====== Exercise inputs ======

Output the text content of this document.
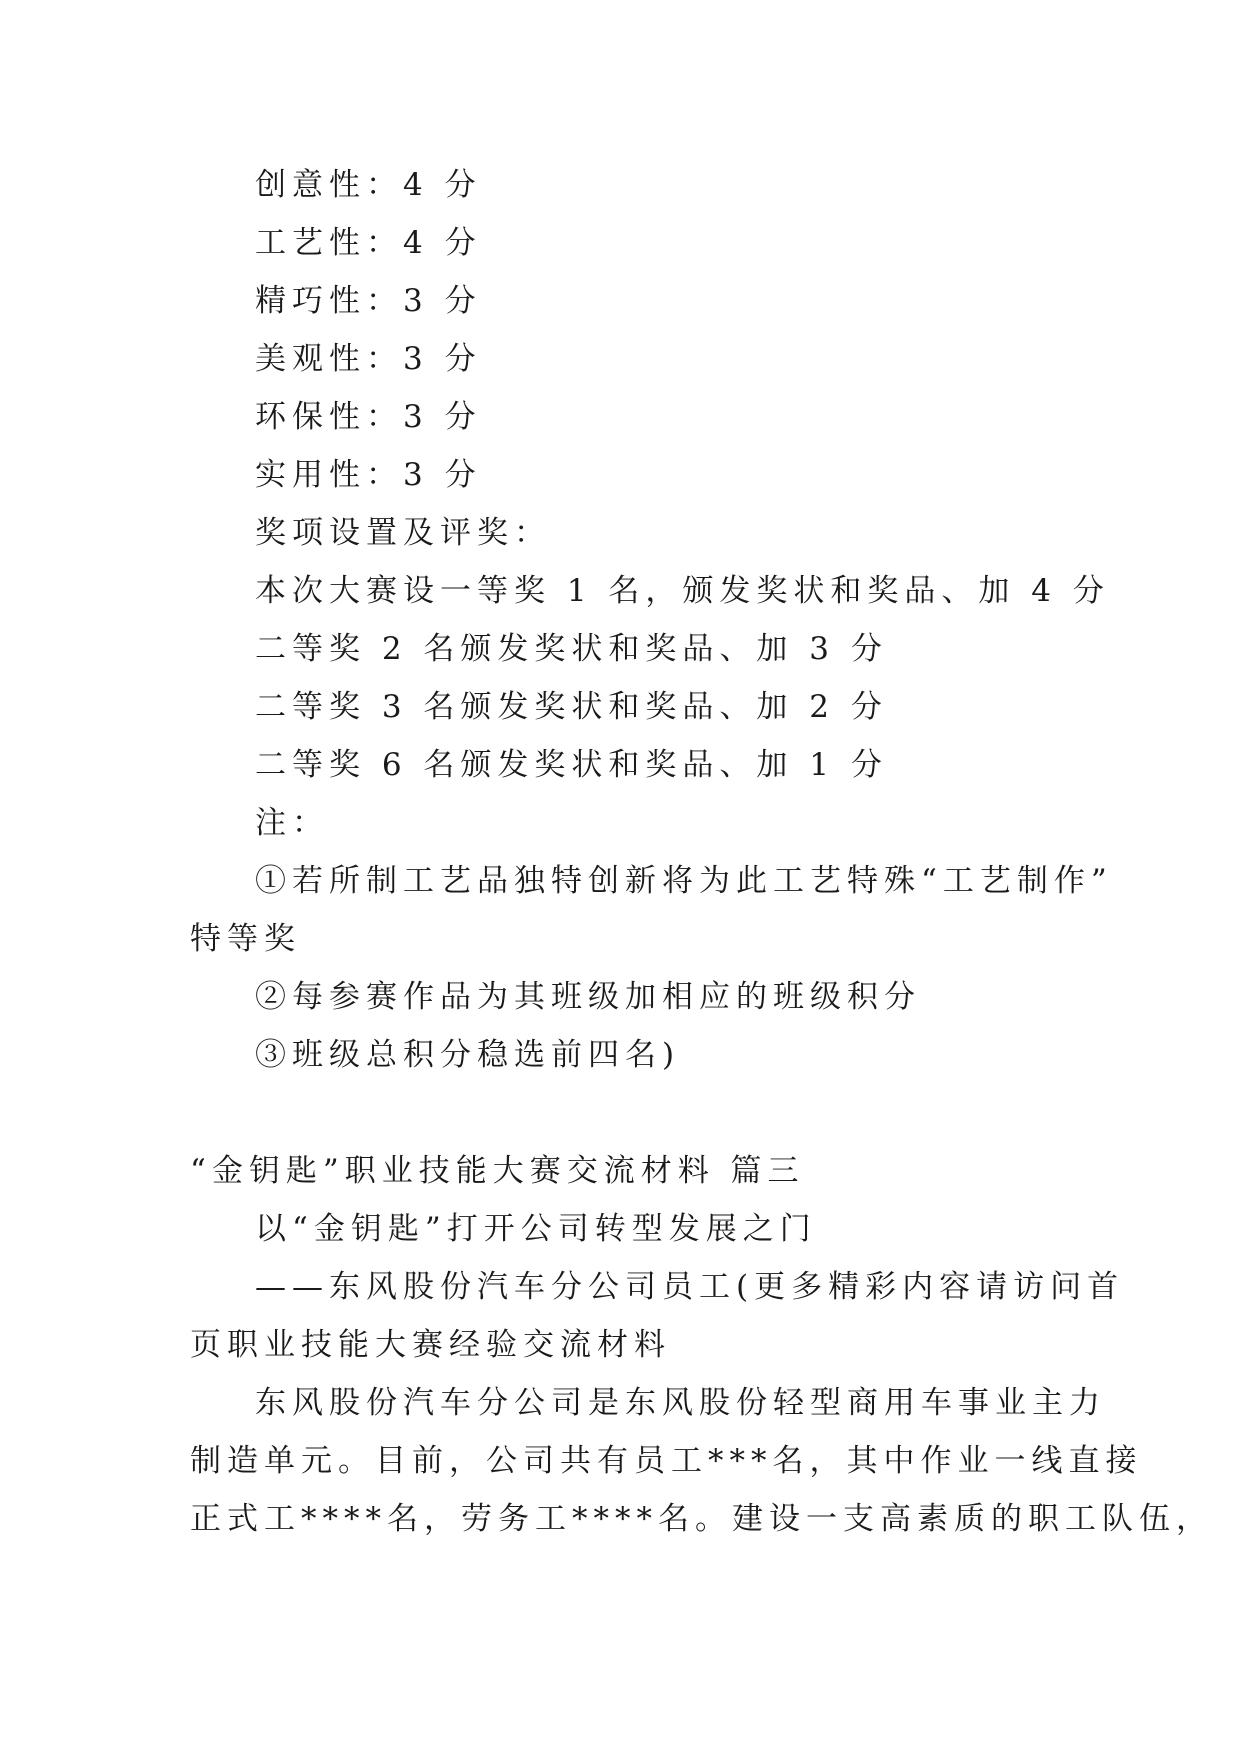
创意性：4 分
工艺性：4 分
精巧性：3 分
美观性：3 分
环保性：3 分
实用性：3 分
奖项设置及评奖：
本次大赛设一等奖 1 名，颁发奖状和奖品、加 4 分
二等奖 2 名颁发奖状和奖品、加 3 分
二等奖 3 名颁发奖状和奖品、加 2 分
二等奖 6 名颁发奖状和奖品、加 1 分
注：
①若所制工艺品独特创新将为此工艺特殊“工艺制作”
特等奖
②每参赛作品为其班级加相应的班级积分
③班级总积分稳选前四名)
“金钥匙”职业技能大赛交流材料 篇三
以“金钥匙”打开公司转型发展之门
——东风股份汽车分公司员工(更多精彩内容请访问首
页职业技能大赛经验交流材料
东风股份汽车分公司是东风股份轻型商用车事业主力
制造单元。目前，公司共有员工***名，其中作业一线直接
正式工****名，劳务工****名。建设一支高素质的职工队伍，
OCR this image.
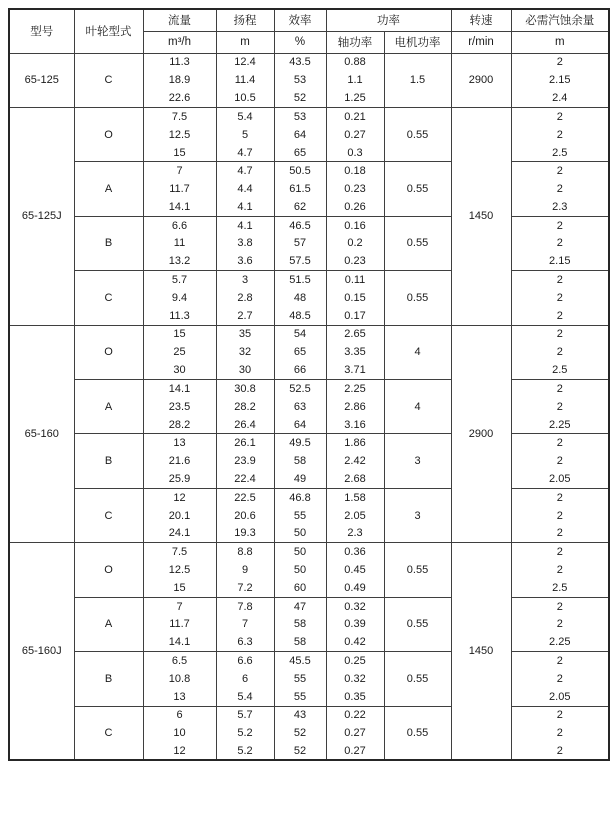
型号	叶轮型式	流量	扬程	效率	功率		转速	必需汽蚀余量
		m³/h	m	%	轴功率	电机功率	r/min	m
65-125	C	11.3	12.4	43.5	0.88	1.5	2900	2
		18.9	11.4	53	1.1			2.15
		22.6	10.5	52	1.25			2.4
65-125J	O	7.5	5.4	53	0.21	0.55	1450	2
		12.5	5	64	0.27			2
		15	4.7	65	0.3			2.5
	A	7	4.7	50.5	0.18	0.55		2
		11.7	4.4	61.5	0.23			2
		14.1	4.1	62	0.26			2.3
	B	6.6	4.1	46.5	0.16	0.55		2
		11	3.8	57	0.2			2
		13.2	3.6	57.5	0.23			2.15
	C	5.7	3	51.5	0.11	0.55		2
		9.4	2.8	48	0.15			2
		11.3	2.7	48.5	0.17			2
65-160	O	15	35	54	2.65	4	2900	2
		25	32	65	3.35			2
		30	30	66	3.71			2.5
	A	14.1	30.8	52.5	2.25	4		2
		23.5	28.2	63	2.86			2
		28.2	26.4	64	3.16			2.25
	B	13	26.1	49.5	1.86	3		2
		21.6	23.9	58	2.42			2
		25.9	22.4	49	2.68			2.05
	C	12	22.5	46.8	1.58	3		2
		20.1	20.6	55	2.05			2
		24.1	19.3	50	2.3			2
65-160J	O	7.5	8.8	50	0.36	0.55	1450	2
		12.5	9	50	0.45			2
		15	7.2	60	0.49			2.5
	A	7	7.8	47	0.32	0.55		2
		11.7	7	58	0.39			2
		14.1	6.3	58	0.42			2.25
	B	6.5	6.6	45.5	0.25	0.55		2
		10.8	6	55	0.32			2
		13	5.4	55	0.35			2.05
	C	6	5.7	43	0.22	0.55		2
		10	5.2	52	0.27			2
		12	5.2	52	0.27			2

======

Instructions to follow:
Transcribe all of the entries word for word, but skip any pictures they contain.

Full solution:
Output the text content of this document.
创意性：4 分
工艺性：4 分
精巧性：3 分
美观性：3 分
环保性：3 分
实用性：3 分
奖项设置及评奖：
本次大赛设一等奖 1 名，颁发奖状和奖品、加 4 分
二等奖 2 名颁发奖状和奖品、加 3 分
二等奖 3 名颁发奖状和奖品、加 2 分
二等奖 6 名颁发奖状和奖品、加 1 分
注：
①若所制工艺品独特创新将为此工艺特殊“工艺制作”
特等奖
②每参赛作品为其班级加相应的班级积分
③班级总积分稳选前四名)
“金钥匙”职业技能大赛交流材料 篇三
以“金钥匙”打开公司转型发展之门
——东风股份汽车分公司员工(更多精彩内容请访问首
页职业技能大赛经验交流材料
东风股份汽车分公司是东风股份轻型商用车事业主力
制造单元。目前，公司共有员工***名，其中作业一线直接
正式工****名，劳务工****名。建设一支高素质的职工队伍，
OCR this image.
型号	叶轮型式	流量	扬程	效率	功率		转速	必需汽蚀余量
		m³/h	m	%	轴功率	电机功率	r/min	m
65-125	C	11.3	12.4	43.5	0.88	1.5	2900	2
		18.9	11.4	53	1.1			2.15
		22.6	10.5	52	1.25			2.4
65-125J	O	7.5	5.4	53	0.21	0.55	1450	2
		12.5	5	64	0.27			2
		15	4.7	65	0.3			2.5
	A	7	4.7	50.5	0.18	0.55		2
		11.7	4.4	61.5	0.23			2
		14.1	4.1	62	0.26			2.3
	B	6.6	4.1	46.5	0.16	0.55		2
		11	3.8	57	0.2			2
		13.2	3.6	57.5	0.23			2.15
	C	5.7	3	51.5	0.11	0.55		2
		9.4	2.8	48	0.15			2
		11.3	2.7	48.5	0.17			2
65-160	O	15	35	54	2.65	4	2900	2
		25	32	65	3.35			2
		30	30	66	3.71			2.5
	A	14.1	30.8	52.5	2.25	4		2
		23.5	28.2	63	2.86			2
		28.2	26.4	64	3.16			2.25
	B	13	26.1	49.5	1.86	3		2
		21.6	23.9	58	2.42			2
		25.9	22.4	49	2.68			2.05
	C	12	22.5	46.8	1.58	3		2
		20.1	20.6	55	2.05			2
		24.1	19.3	50	2.3			2
65-160J	O	7.5	8.8	50	0.36	0.55	1450	2
		12.5	9	50	0.45			2
		15	7.2	60	0.49			2.5
	A	7	7.8	47	0.32	0.55		2
		11.7	7	58	0.39			2
		14.1	6.3	58	0.42			2.25
	B	6.5	6.6	45.5	0.25	0.55		2
		10.8	6	55	0.32			2
		13	5.4	55	0.35			2.05
	C	6	5.7	43	0.22	0.55		2
		10	5.2	52	0.27			2
		12	5.2	52	0.27			2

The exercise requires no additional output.